SUPPLIED ENTRIES ▸
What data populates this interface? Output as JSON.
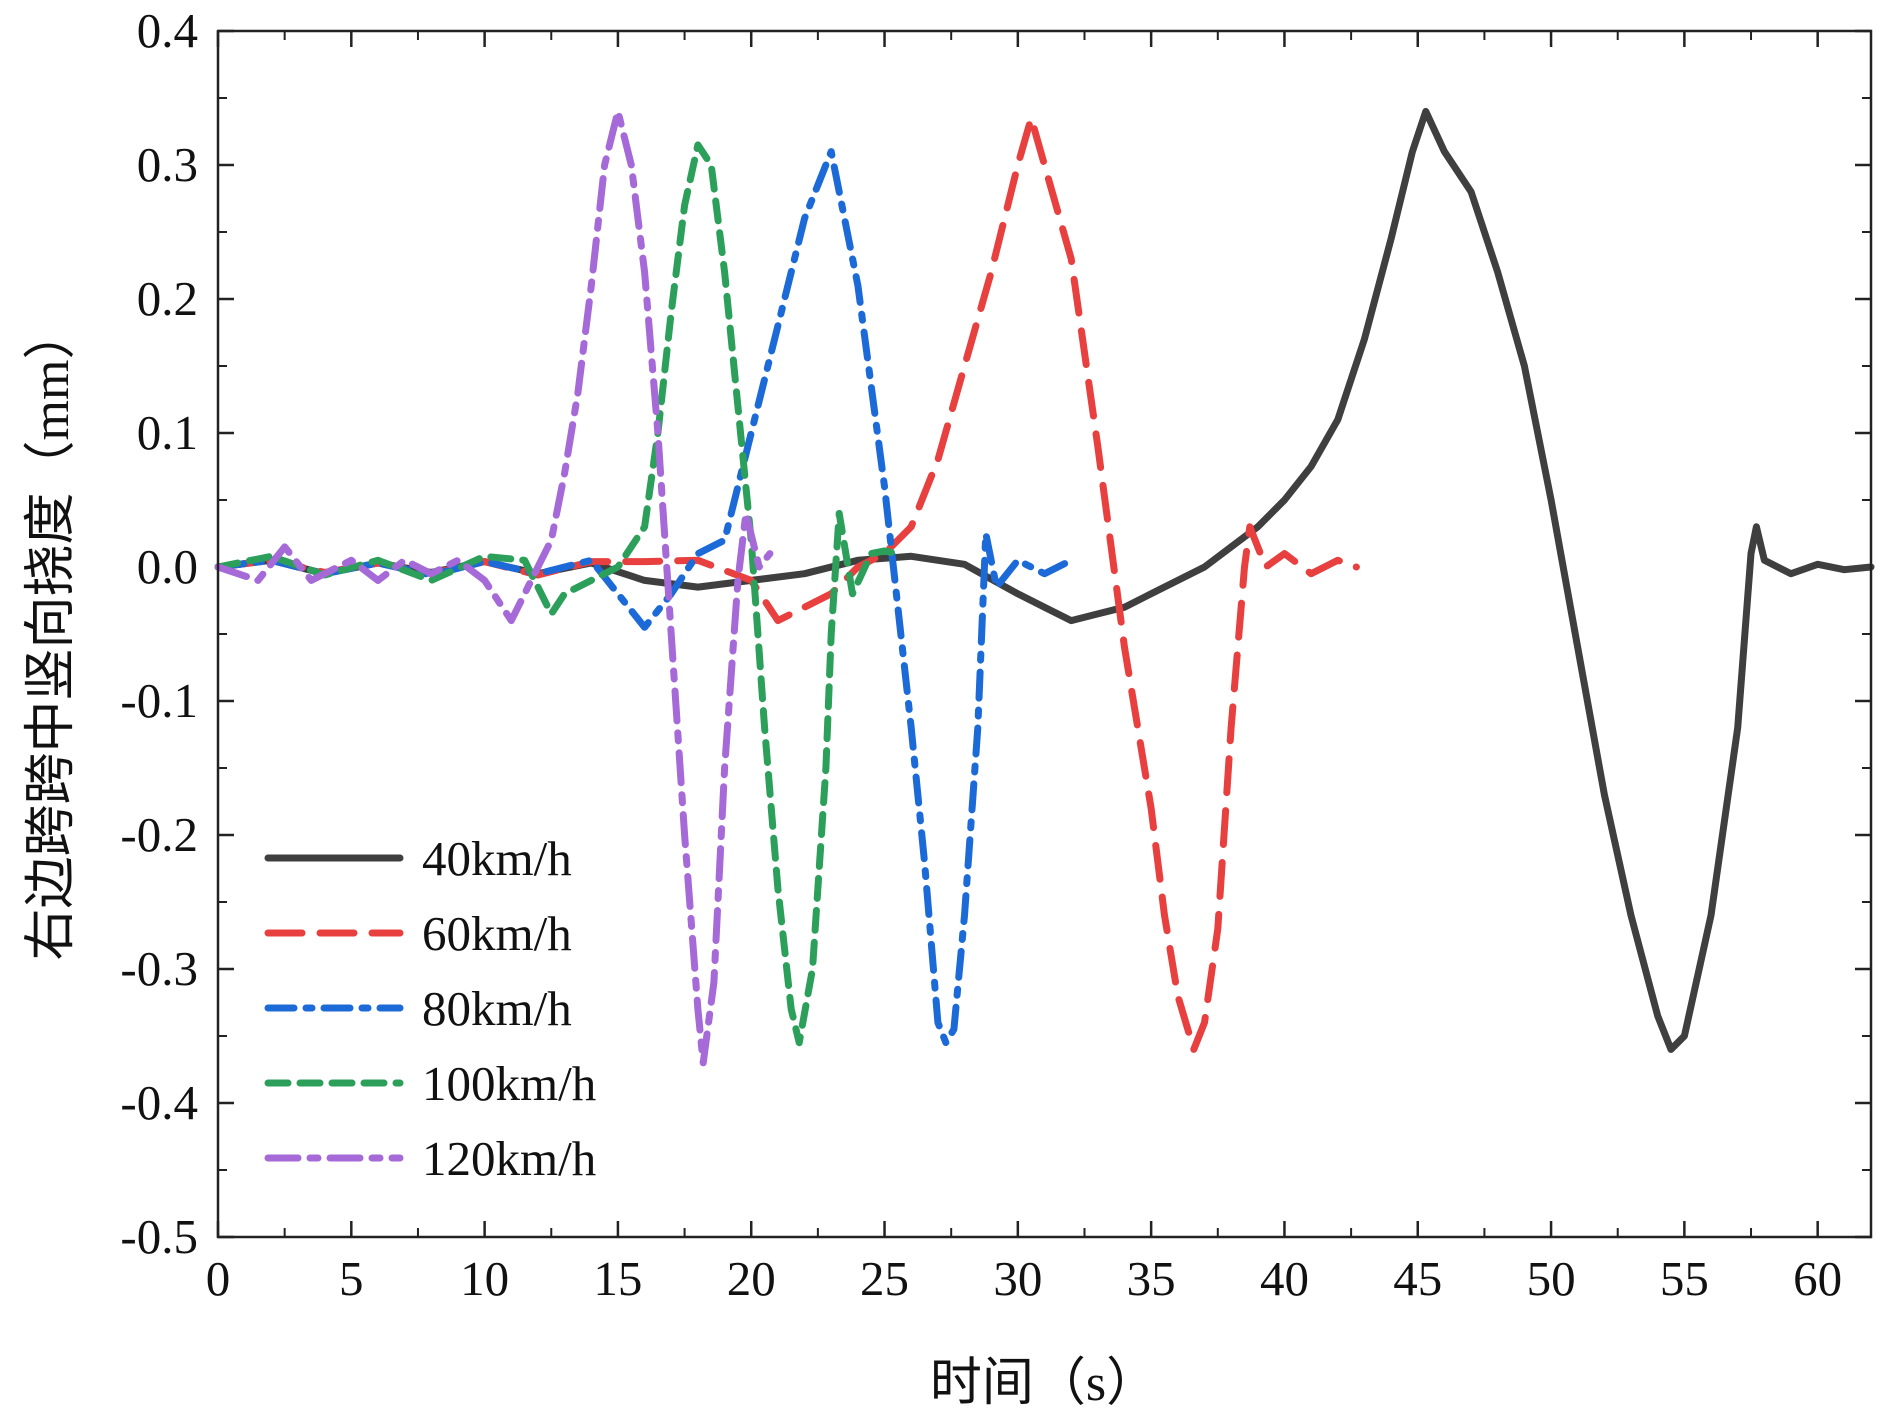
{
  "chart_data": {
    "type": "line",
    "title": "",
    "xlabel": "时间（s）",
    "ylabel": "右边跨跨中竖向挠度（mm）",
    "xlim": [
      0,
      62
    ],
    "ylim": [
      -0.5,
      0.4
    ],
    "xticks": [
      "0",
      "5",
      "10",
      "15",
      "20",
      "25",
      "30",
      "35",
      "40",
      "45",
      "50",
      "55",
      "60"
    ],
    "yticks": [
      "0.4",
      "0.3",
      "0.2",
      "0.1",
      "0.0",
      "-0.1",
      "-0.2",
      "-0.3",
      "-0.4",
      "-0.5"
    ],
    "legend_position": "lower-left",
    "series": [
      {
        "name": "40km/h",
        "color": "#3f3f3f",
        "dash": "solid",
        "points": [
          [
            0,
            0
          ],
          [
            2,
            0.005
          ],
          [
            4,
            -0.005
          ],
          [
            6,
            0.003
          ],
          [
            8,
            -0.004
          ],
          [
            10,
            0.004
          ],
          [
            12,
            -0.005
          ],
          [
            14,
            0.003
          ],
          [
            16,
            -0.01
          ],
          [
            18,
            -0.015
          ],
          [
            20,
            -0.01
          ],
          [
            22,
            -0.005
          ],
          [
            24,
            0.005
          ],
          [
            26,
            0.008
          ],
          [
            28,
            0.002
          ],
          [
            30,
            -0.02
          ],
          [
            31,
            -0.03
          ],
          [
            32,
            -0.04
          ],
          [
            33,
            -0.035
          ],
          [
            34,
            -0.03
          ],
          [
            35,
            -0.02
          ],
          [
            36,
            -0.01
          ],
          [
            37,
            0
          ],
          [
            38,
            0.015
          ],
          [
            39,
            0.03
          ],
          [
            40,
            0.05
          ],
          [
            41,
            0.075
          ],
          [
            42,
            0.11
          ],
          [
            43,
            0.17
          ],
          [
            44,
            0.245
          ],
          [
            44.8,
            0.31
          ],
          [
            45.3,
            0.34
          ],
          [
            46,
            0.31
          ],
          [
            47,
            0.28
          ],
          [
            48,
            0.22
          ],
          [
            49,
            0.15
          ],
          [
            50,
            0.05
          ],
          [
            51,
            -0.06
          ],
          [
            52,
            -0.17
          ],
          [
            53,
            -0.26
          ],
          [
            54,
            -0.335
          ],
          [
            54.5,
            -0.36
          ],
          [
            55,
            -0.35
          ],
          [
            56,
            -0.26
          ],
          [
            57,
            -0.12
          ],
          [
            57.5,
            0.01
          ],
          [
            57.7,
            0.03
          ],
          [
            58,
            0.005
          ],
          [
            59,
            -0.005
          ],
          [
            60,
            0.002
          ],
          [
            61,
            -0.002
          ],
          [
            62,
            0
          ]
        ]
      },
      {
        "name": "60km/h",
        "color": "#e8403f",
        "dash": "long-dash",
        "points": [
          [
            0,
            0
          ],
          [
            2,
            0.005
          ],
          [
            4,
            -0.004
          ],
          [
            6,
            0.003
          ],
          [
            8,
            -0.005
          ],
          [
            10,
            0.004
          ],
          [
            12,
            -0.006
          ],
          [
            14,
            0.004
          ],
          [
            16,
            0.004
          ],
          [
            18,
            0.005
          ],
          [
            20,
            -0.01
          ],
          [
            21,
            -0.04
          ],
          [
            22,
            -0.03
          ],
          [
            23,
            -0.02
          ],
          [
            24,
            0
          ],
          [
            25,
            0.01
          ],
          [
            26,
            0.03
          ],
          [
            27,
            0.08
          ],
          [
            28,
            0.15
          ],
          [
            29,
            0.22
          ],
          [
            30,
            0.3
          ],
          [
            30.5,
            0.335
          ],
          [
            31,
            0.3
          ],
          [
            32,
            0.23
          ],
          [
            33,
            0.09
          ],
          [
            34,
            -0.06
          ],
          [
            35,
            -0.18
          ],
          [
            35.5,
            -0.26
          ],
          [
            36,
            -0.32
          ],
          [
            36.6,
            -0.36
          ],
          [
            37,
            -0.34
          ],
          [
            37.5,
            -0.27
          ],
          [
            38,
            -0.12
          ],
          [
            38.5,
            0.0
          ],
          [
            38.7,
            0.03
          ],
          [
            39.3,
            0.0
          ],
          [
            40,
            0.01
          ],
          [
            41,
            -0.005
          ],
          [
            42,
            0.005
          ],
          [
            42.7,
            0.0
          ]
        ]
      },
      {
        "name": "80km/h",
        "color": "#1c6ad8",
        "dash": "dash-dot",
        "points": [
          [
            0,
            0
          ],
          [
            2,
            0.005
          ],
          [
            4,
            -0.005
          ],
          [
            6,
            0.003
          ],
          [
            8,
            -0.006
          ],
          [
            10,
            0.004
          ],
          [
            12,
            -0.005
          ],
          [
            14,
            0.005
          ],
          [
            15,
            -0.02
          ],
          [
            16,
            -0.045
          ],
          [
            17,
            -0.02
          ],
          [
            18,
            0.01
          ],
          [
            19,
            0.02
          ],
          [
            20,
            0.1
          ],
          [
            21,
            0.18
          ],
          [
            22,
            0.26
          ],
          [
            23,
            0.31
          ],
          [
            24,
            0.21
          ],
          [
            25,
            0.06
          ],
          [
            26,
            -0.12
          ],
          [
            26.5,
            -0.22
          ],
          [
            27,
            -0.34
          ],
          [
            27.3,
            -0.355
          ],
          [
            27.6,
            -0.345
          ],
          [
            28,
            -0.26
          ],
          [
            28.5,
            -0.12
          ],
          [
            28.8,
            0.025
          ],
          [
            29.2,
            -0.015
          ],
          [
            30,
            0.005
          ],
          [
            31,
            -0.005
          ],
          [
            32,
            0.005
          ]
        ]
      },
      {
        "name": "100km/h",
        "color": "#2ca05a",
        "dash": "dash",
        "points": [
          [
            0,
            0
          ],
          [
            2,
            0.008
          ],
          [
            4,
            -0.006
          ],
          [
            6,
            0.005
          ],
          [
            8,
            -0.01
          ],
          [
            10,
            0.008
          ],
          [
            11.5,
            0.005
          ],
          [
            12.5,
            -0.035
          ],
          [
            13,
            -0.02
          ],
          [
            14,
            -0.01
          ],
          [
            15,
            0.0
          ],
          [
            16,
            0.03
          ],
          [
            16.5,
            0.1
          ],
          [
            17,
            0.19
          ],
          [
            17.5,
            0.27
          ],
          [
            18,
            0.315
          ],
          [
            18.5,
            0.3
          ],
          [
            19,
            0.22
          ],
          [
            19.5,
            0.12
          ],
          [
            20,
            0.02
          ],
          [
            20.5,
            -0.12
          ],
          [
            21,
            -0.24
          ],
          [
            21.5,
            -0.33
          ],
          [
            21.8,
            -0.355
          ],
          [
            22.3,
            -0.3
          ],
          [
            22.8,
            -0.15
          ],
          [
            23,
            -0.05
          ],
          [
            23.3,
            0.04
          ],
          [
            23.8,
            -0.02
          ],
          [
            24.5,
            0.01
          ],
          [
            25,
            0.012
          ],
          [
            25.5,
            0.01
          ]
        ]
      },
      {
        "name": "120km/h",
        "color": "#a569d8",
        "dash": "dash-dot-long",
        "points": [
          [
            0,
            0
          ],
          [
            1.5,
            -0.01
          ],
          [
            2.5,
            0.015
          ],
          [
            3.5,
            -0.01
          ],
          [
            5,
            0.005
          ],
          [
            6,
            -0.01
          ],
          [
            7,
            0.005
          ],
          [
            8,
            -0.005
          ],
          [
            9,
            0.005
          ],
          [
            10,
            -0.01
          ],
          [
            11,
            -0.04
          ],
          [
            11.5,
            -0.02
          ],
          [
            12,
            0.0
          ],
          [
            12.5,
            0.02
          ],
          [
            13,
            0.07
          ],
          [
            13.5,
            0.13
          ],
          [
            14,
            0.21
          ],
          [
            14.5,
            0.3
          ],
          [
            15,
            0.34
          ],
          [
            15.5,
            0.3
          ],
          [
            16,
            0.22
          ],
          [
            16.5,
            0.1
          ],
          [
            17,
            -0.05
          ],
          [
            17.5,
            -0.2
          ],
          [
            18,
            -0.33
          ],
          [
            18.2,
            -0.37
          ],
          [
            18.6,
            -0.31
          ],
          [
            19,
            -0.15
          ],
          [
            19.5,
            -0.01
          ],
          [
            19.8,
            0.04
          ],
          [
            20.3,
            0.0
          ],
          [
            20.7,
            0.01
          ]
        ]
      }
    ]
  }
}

EXERCISE DETAILS ▸
Only a number is wanted here: how many lines in the data above include the string "dash"?

RESPONSE TO THIS EXERCISE ▸
5